WHAT IS REQUIRED:
Check every line of the data below for the string "color", and copy the ones that hold it.

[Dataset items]
■ ■ ■ ■
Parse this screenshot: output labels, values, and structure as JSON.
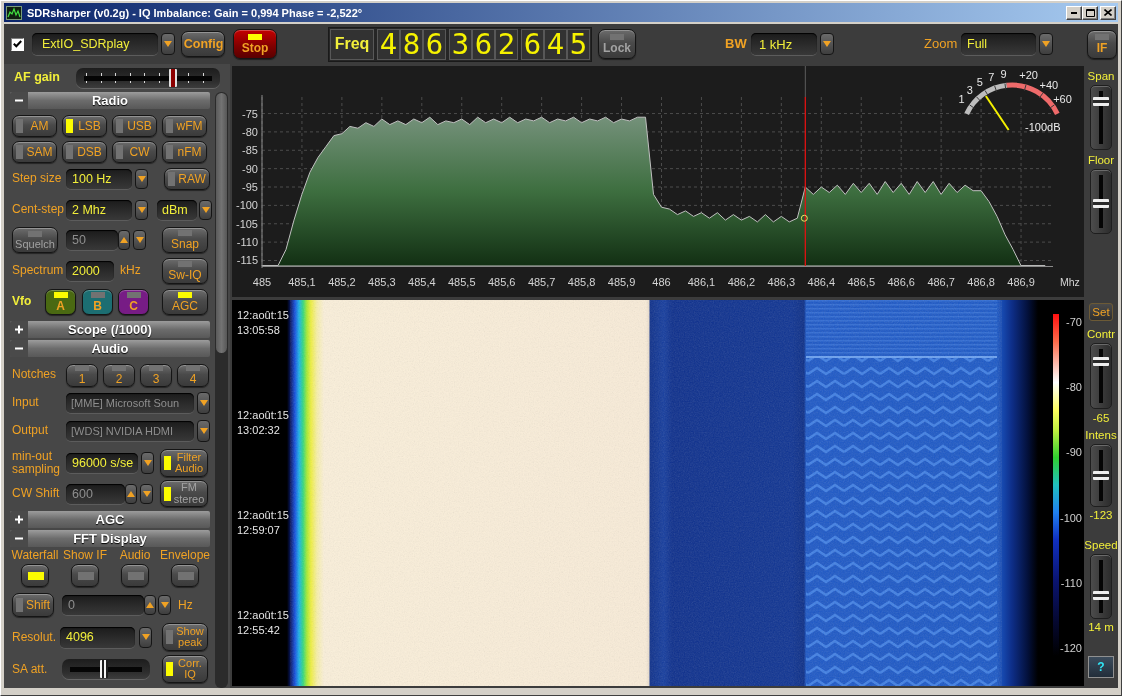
{
  "window": {
    "title": "SDRsharper (v0.2g) - IQ Imbalance: Gain = 0,994 Phase = -2,522°",
    "controls": [
      {
        "kind": "minimize"
      },
      {
        "kind": "maximize"
      },
      {
        "kind": "close"
      }
    ]
  },
  "toolbar": {
    "source": {
      "checked": true,
      "value": "ExtIO_SDRplay"
    },
    "config_button": {
      "label": "Config"
    },
    "stop_button": {
      "label": "Stop",
      "on": true
    },
    "frequency": {
      "label": "Freq",
      "digit_groups": [
        [
          "4",
          "8",
          "6"
        ],
        [
          "3",
          "6",
          "2"
        ],
        [
          "6",
          "4",
          "5"
        ]
      ]
    },
    "lock_button": {
      "label": "Lock",
      "on": false,
      "disabled": true
    },
    "bandwidth": {
      "label": "BW",
      "value": "1 kHz"
    },
    "zoom": {
      "label": "Zoom",
      "value": "Full"
    },
    "if_button": {
      "label": "IF",
      "on": false
    }
  },
  "af_gain": {
    "label": "AF gain",
    "level": 0.71
  },
  "radio": {
    "title": "Radio",
    "expanded": true,
    "modes": [
      {
        "label": "AM",
        "selected": false
      },
      {
        "label": "LSB",
        "selected": true
      },
      {
        "label": "USB",
        "selected": false
      },
      {
        "label": "wFM",
        "selected": false
      },
      {
        "label": "SAM",
        "selected": false
      },
      {
        "label": "DSB",
        "selected": false
      },
      {
        "label": "CW",
        "selected": false
      },
      {
        "label": "nFM",
        "selected": false
      }
    ],
    "raw_button": {
      "label": "RAW",
      "on": false
    },
    "step_size": {
      "label": "Step size",
      "value": "100 Hz"
    },
    "center_step": {
      "label": "Cent-step",
      "value": "2 Mhz"
    },
    "level_unit": {
      "value": "dBm"
    },
    "squelch_button": {
      "label": "Squelch",
      "on": false,
      "disabled": true
    },
    "squelch_level": {
      "value": "50",
      "disabled": true
    },
    "snap_button": {
      "label": "Snap",
      "on": false
    },
    "spectrum_width": {
      "label": "Spectrum",
      "value": "2000",
      "unit": "kHz"
    },
    "swap_iq_button": {
      "label": "Sw-IQ",
      "on": false
    },
    "vfo": {
      "label": "Vfo",
      "options": [
        {
          "label": "A",
          "selected": true,
          "color": "#4a6912"
        },
        {
          "label": "B",
          "selected": false,
          "color": "#1c6e72"
        },
        {
          "label": "C",
          "selected": false,
          "color": "#771c85"
        }
      ]
    },
    "agc_button": {
      "label": "AGC",
      "on": true
    }
  },
  "scope": {
    "title": "Scope (/1000)",
    "expanded": false
  },
  "audio": {
    "title": "Audio",
    "expanded": true,
    "notches": {
      "label": "Notches",
      "buttons": [
        {
          "label": "1",
          "on": false
        },
        {
          "label": "2",
          "on": false
        },
        {
          "label": "3",
          "on": false
        },
        {
          "label": "4",
          "on": false
        }
      ]
    },
    "input": {
      "label": "Input",
      "value": "[MME] Microsoft Soun",
      "disabled": true
    },
    "output": {
      "label": "Output",
      "value": "[WDS] NVIDIA HDMI",
      "disabled": true
    },
    "sampling": {
      "label": "min-out sampling",
      "value": "96000 s/se"
    },
    "filter_audio_button": {
      "label": "Filter Audio",
      "on": true
    },
    "cw_shift": {
      "label": "CW Shift",
      "value": "600",
      "disabled": true
    },
    "fm_stereo_button": {
      "label": "FM stereo",
      "on": true,
      "disabled": true
    }
  },
  "agc": {
    "title": "AGC",
    "expanded": false
  },
  "fft_display": {
    "title": "FFT Display",
    "expanded": true,
    "views": [
      {
        "label": "Waterfall",
        "on": true
      },
      {
        "label": "Show IF",
        "on": false
      },
      {
        "label": "Audio",
        "on": false
      },
      {
        "label": "Envelope",
        "on": false
      }
    ],
    "shift_button": {
      "label": "Shift",
      "on": false
    },
    "shift": {
      "value": "0",
      "unit": "Hz",
      "disabled": true
    },
    "resolution": {
      "label": "Resolut.",
      "value": "4096"
    },
    "show_peak_button": {
      "label": "Show peak",
      "on": false
    },
    "sa_att": {
      "label": "SA att.",
      "level": 0.47
    },
    "corr_iq_button": {
      "label": "Corr. IQ",
      "on": true
    }
  },
  "spectrum": {
    "chart_data": {
      "type": "area",
      "xlabel": "Mhz",
      "grid": true,
      "x": [
        485,
        485.02,
        485.04,
        485.06,
        485.08,
        485.1,
        485.12,
        485.14,
        485.16,
        485.18,
        485.2,
        485.22,
        485.24,
        485.26,
        485.28,
        485.3,
        485.32,
        485.34,
        485.36,
        485.38,
        485.4,
        485.42,
        485.44,
        485.46,
        485.48,
        485.5,
        485.52,
        485.54,
        485.56,
        485.58,
        485.6,
        485.62,
        485.64,
        485.66,
        485.68,
        485.7,
        485.72,
        485.74,
        485.76,
        485.78,
        485.8,
        485.82,
        485.84,
        485.86,
        485.88,
        485.9,
        485.92,
        485.94,
        485.96,
        485.98,
        486,
        486.02,
        486.04,
        486.06,
        486.08,
        486.1,
        486.12,
        486.14,
        486.16,
        486.18,
        486.2,
        486.22,
        486.24,
        486.26,
        486.28,
        486.3,
        486.32,
        486.34,
        486.36,
        486.38,
        486.4,
        486.42,
        486.44,
        486.46,
        486.48,
        486.5,
        486.52,
        486.54,
        486.56,
        486.58,
        486.6,
        486.62,
        486.64,
        486.66,
        486.68,
        486.7,
        486.72,
        486.74,
        486.76,
        486.78,
        486.8,
        486.82,
        486.84,
        486.86,
        486.88,
        486.9,
        486.92,
        486.94,
        486.96
      ],
      "series": [
        {
          "color": "#c0c0c0",
          "values": [
            -116.4,
            -116.4,
            -116.4,
            -112,
            -104,
            -97,
            -91,
            -87,
            -84,
            -81,
            -80.5,
            -78.5,
            -79,
            -77.5,
            -78.5,
            -76.5,
            -78,
            -77,
            -78,
            -76.5,
            -77.5,
            -76,
            -78,
            -77,
            -77.5,
            -76.5,
            -78,
            -76,
            -77.5,
            -76.5,
            -77.5,
            -76,
            -77.5,
            -76.5,
            -77,
            -76,
            -77.5,
            -76.5,
            -77,
            -76,
            -77.5,
            -76.5,
            -77,
            -76,
            -77.5,
            -76.5,
            -77,
            -76,
            -76,
            -97,
            -100.5,
            -101,
            -102.5,
            -101.5,
            -103,
            -102,
            -103.5,
            -102,
            -104,
            -102.5,
            -104,
            -103,
            -104.5,
            -102.5,
            -104.5,
            -103,
            -104.5,
            -103.5,
            -95,
            -97,
            -95,
            -96.5,
            -94.5,
            -97,
            -94,
            -96.5,
            -94,
            -97,
            -93.5,
            -96.5,
            -94,
            -97,
            -93.5,
            -96.5,
            -93.5,
            -97,
            -94,
            -96.5,
            -94.5,
            -96,
            -96,
            -99,
            -103,
            -108,
            -112,
            -116.4,
            -116.4,
            -116.4,
            -116.4
          ]
        }
      ],
      "xlim": [
        485,
        486.98
      ],
      "ylim": [
        -116.5,
        -70.5
      ],
      "xticks": [
        {
          "value": 485,
          "label": "485"
        },
        {
          "value": 485.1,
          "label": "485,1"
        },
        {
          "value": 485.2,
          "label": "485,2"
        },
        {
          "value": 485.3,
          "label": "485,3"
        },
        {
          "value": 485.4,
          "label": "485,4"
        },
        {
          "value": 485.5,
          "label": "485,5"
        },
        {
          "value": 485.6,
          "label": "485,6"
        },
        {
          "value": 485.7,
          "label": "485,7"
        },
        {
          "value": 485.8,
          "label": "485,8"
        },
        {
          "value": 485.9,
          "label": "485,9"
        },
        {
          "value": 486,
          "label": "486"
        },
        {
          "value": 486.1,
          "label": "486,1"
        },
        {
          "value": 486.2,
          "label": "486,2"
        },
        {
          "value": 486.3,
          "label": "486,3"
        },
        {
          "value": 486.4,
          "label": "486,4"
        },
        {
          "value": 486.5,
          "label": "486,5"
        },
        {
          "value": 486.6,
          "label": "486,6"
        },
        {
          "value": 486.7,
          "label": "486,7"
        },
        {
          "value": 486.8,
          "label": "486,8"
        },
        {
          "value": 486.9,
          "label": "486,9"
        }
      ],
      "yticks": [
        -75,
        -80,
        -85,
        -90,
        -95,
        -100,
        -105,
        -110,
        -115
      ],
      "ref_lines": [
        {
          "axis": "x",
          "value": 486.36,
          "color": "#e01212"
        }
      ]
    },
    "s_meter": {
      "scale": [
        "1",
        "3",
        "5",
        "7",
        "9",
        "+20",
        "+40",
        "+60"
      ],
      "level": 0.24,
      "reading": "-100dB"
    }
  },
  "waterfall": {
    "timestamps": [
      {
        "date": "12:août:15",
        "time": "13:05:58"
      },
      {
        "date": "12:août:15",
        "time": "13:02:32"
      },
      {
        "date": "12:août:15",
        "time": "12:59:07"
      },
      {
        "date": "12:août:15",
        "time": "12:55:42"
      }
    ],
    "scale": [
      "-70",
      "-80",
      "-90",
      "-100",
      "-110",
      "-120"
    ]
  },
  "right_panel": {
    "span": {
      "label": "Span",
      "level": 0.85
    },
    "floor": {
      "label": "Floor",
      "level": 0.45
    },
    "set_button": {
      "label": "Set"
    },
    "contrast": {
      "label": "Contr",
      "level": 0.8,
      "reading": "-65"
    },
    "intensity": {
      "label": "Intens",
      "level": 0.5,
      "reading": "-123"
    },
    "speed": {
      "label": "Speed",
      "level": 0.3,
      "reading": "14 m"
    },
    "help_button": {
      "label": "?"
    }
  }
}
■ ■ ■ ■
THE ANSWER:
          "color": "#4a6912"
          "color": "#1c6e72"
          "color": "#771c85"
          "color": "#c0c0c0",
          "color": "#e01212"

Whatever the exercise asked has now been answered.